GIVEN PROBLEM: Can you write out all the lines word for word, with no pictures?

GIVEN RECORDS:
========
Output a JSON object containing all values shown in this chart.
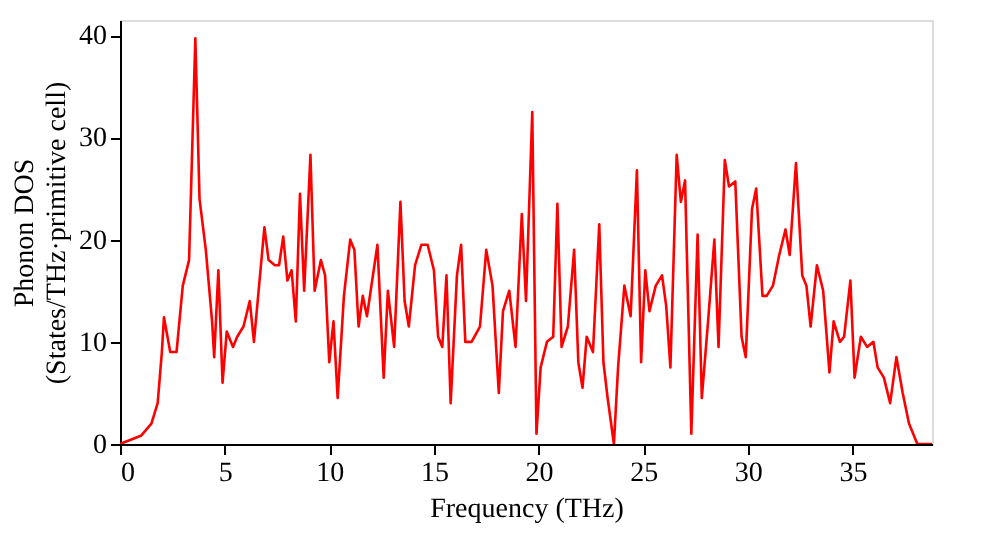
{
  "chart_data": {
    "type": "line",
    "xlabel": "Frequency (THz)",
    "ylabel": "Phonon DOS\n(States/THz·primitive cell)",
    "xlim": [
      0,
      38.8
    ],
    "ylim": [
      0,
      41.5
    ],
    "xticks": [
      0,
      5,
      10,
      15,
      20,
      25,
      30,
      35
    ],
    "yticks": [
      0,
      10,
      20,
      30,
      40
    ],
    "grid": false,
    "line_style": "solid",
    "series": [
      {
        "color": "#ff0000",
        "x": [
          0,
          1,
          1.5,
          1.8,
          2.0,
          2.1,
          2.4,
          2.7,
          3.0,
          3.3,
          3.6,
          3.8,
          4.1,
          4.4,
          4.5,
          4.7,
          4.9,
          5.1,
          5.4,
          5.6,
          5.9,
          6.2,
          6.4,
          6.9,
          7.1,
          7.4,
          7.6,
          7.8,
          8.0,
          8.2,
          8.4,
          8.6,
          8.8,
          9.1,
          9.3,
          9.6,
          9.8,
          10.0,
          10.2,
          10.4,
          10.7,
          11.0,
          11.2,
          11.4,
          11.6,
          11.8,
          12.3,
          12.6,
          12.8,
          13.1,
          13.4,
          13.6,
          13.8,
          14.1,
          14.4,
          14.7,
          15.0,
          15.2,
          15.4,
          15.6,
          15.8,
          16.1,
          16.3,
          16.5,
          16.8,
          17.2,
          17.5,
          17.8,
          18.1,
          18.3,
          18.6,
          18.9,
          19.2,
          19.4,
          19.7,
          19.9,
          20.1,
          20.4,
          20.7,
          20.9,
          21.1,
          21.4,
          21.7,
          21.9,
          22.1,
          22.3,
          22.6,
          22.9,
          23.1,
          23.3,
          23.6,
          23.8,
          24.1,
          24.4,
          24.7,
          24.9,
          25.1,
          25.3,
          25.6,
          25.9,
          26.1,
          26.3,
          26.6,
          26.8,
          27.0,
          27.3,
          27.6,
          27.8,
          28.1,
          28.4,
          28.6,
          28.9,
          29.1,
          29.4,
          29.7,
          29.9,
          30.2,
          30.4,
          30.7,
          30.9,
          31.2,
          31.5,
          31.8,
          32.0,
          32.3,
          32.6,
          32.8,
          33.0,
          33.3,
          33.6,
          33.9,
          34.1,
          34.4,
          34.6,
          34.9,
          35.1,
          35.4,
          35.7,
          36.0,
          36.2,
          36.5,
          36.8,
          37.1,
          37.4,
          37.7,
          38.1,
          38.8
        ],
        "values": [
          0,
          0.8,
          2,
          4,
          9,
          12.4,
          9,
          9,
          15.5,
          18,
          39.7,
          24,
          19,
          12,
          8.5,
          17,
          6,
          11,
          9.5,
          10.5,
          11.5,
          14,
          10,
          21.2,
          18,
          17.5,
          17.5,
          20.3,
          16,
          17,
          12,
          24.5,
          15,
          28.3,
          15,
          18,
          16.5,
          8,
          12,
          4.5,
          14.5,
          20,
          19,
          11.5,
          14.5,
          12.5,
          19.5,
          6.5,
          15,
          9.5,
          23.7,
          14,
          11.5,
          17.5,
          19.5,
          19.5,
          17,
          10.5,
          9.5,
          16.5,
          4,
          16.5,
          19.5,
          10,
          10,
          11.5,
          19,
          15.5,
          5,
          13,
          15,
          9.5,
          22.5,
          14,
          32.5,
          1,
          7.5,
          10,
          10.5,
          23.5,
          9.5,
          11.5,
          19,
          8,
          5.5,
          10.5,
          9,
          21.5,
          8,
          4.5,
          0,
          7.5,
          15.5,
          12.5,
          26.8,
          8,
          17,
          13,
          15.5,
          16.5,
          13.5,
          7.5,
          28.3,
          23.7,
          25.8,
          1,
          20.5,
          4.5,
          12,
          20,
          9.5,
          27.8,
          25.2,
          25.7,
          10.5,
          8.5,
          23,
          25,
          14.5,
          14.5,
          15.5,
          18.5,
          21,
          18.5,
          27.5,
          16.5,
          15.5,
          11.5,
          17.5,
          15,
          7,
          12,
          10,
          10.5,
          16,
          6.5,
          10.5,
          9.5,
          10,
          7.5,
          6.5,
          4,
          8.5,
          5,
          2,
          0,
          0
        ]
      }
    ]
  }
}
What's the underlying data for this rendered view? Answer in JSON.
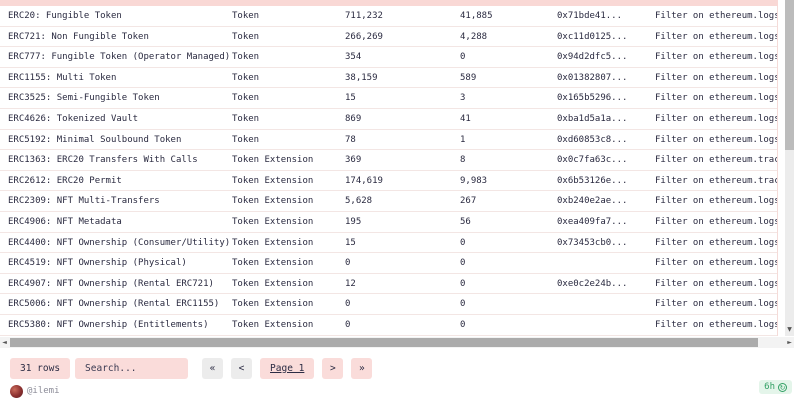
========
ANSWER TO THE TASK:
Output a JSON object containing all values shown in this chart.
{
  "chart_data": {
    "type": "line",
    "xlabel": "Frequency (THz)",
    "ylabel": "Phonon DOS\n(States/THz·primitive cell)",
    "xlim": [
      0,
      38.8
    ],
    "ylim": [
      0,
      41.5
    ],
    "xticks": [
      0,
      5,
      10,
      15,
      20,
      25,
      30,
      35
    ],
    "yticks": [
      0,
      10,
      20,
      30,
      40
    ],
    "grid": false,
    "line_style": "solid",
    "series": [
      {
        "color": "#ff0000",
        "x": [
          0,
          1,
          1.5,
          1.8,
          2.0,
          2.1,
          2.4,
          2.7,
          3.0,
          3.3,
          3.6,
          3.8,
          4.1,
          4.4,
          4.5,
          4.7,
          4.9,
          5.1,
          5.4,
          5.6,
          5.9,
          6.2,
          6.4,
          6.9,
          7.1,
          7.4,
          7.6,
          7.8,
          8.0,
          8.2,
          8.4,
          8.6,
          8.8,
          9.1,
          9.3,
          9.6,
          9.8,
          10.0,
          10.2,
          10.4,
          10.7,
          11.0,
          11.2,
          11.4,
          11.6,
          11.8,
          12.3,
          12.6,
          12.8,
          13.1,
          13.4,
          13.6,
          13.8,
          14.1,
          14.4,
          14.7,
          15.0,
          15.2,
          15.4,
          15.6,
          15.8,
          16.1,
          16.3,
          16.5,
          16.8,
          17.2,
          17.5,
          17.8,
          18.1,
          18.3,
          18.6,
          18.9,
          19.2,
          19.4,
          19.7,
          19.9,
          20.1,
          20.4,
          20.7,
          20.9,
          21.1,
          21.4,
          21.7,
          21.9,
          22.1,
          22.3,
          22.6,
          22.9,
          23.1,
          23.3,
          23.6,
          23.8,
          24.1,
          24.4,
          24.7,
          24.9,
          25.1,
          25.3,
          25.6,
          25.9,
          26.1,
          26.3,
          26.6,
          26.8,
          27.0,
          27.3,
          27.6,
          27.8,
          28.1,
          28.4,
          28.6,
          28.9,
          29.1,
          29.4,
          29.7,
          29.9,
          30.2,
          30.4,
          30.7,
          30.9,
          31.2,
          31.5,
          31.8,
          32.0,
          32.3,
          32.6,
          32.8,
          33.0,
          33.3,
          33.6,
          33.9,
          34.1,
          34.4,
          34.6,
          34.9,
          35.1,
          35.4,
          35.7,
          36.0,
          36.2,
          36.5,
          36.8,
          37.1,
          37.4,
          37.7,
          38.1,
          38.8
        ],
        "values": [
          0,
          0.8,
          2,
          4,
          9,
          12.4,
          9,
          9,
          15.5,
          18,
          39.7,
          24,
          19,
          12,
          8.5,
          17,
          6,
          11,
          9.5,
          10.5,
          11.5,
          14,
          10,
          21.2,
          18,
          17.5,
          17.5,
          20.3,
          16,
          17,
          12,
          24.5,
          15,
          28.3,
          15,
          18,
          16.5,
          8,
          12,
          4.5,
          14.5,
          20,
          19,
          11.5,
          14.5,
          12.5,
          19.5,
          6.5,
          15,
          9.5,
          23.7,
          14,
          11.5,
          17.5,
          19.5,
          19.5,
          17,
          10.5,
          9.5,
          16.5,
          4,
          16.5,
          19.5,
          10,
          10,
          11.5,
          19,
          15.5,
          5,
          13,
          15,
          9.5,
          22.5,
          14,
          32.5,
          1,
          7.5,
          10,
          10.5,
          23.5,
          9.5,
          11.5,
          19,
          8,
          5.5,
          10.5,
          9,
          21.5,
          8,
          4.5,
          0,
          7.5,
          15.5,
          12.5,
          26.8,
          8,
          17,
          13,
          15.5,
          16.5,
          13.5,
          7.5,
          28.3,
          23.7,
          25.8,
          1,
          20.5,
          4.5,
          12,
          20,
          9.5,
          27.8,
          25.2,
          25.7,
          10.5,
          8.5,
          23,
          25,
          14.5,
          14.5,
          15.5,
          18.5,
          21,
          18.5,
          27.5,
          16.5,
          15.5,
          11.5,
          17.5,
          15,
          7,
          12,
          10,
          10.5,
          16,
          6.5,
          10.5,
          9.5,
          10,
          7.5,
          6.5,
          4,
          8.5,
          5,
          2,
          0,
          0
        ]
      }
    ]
  }
}
What's the underlying data for this rendered view? Answer in JSON.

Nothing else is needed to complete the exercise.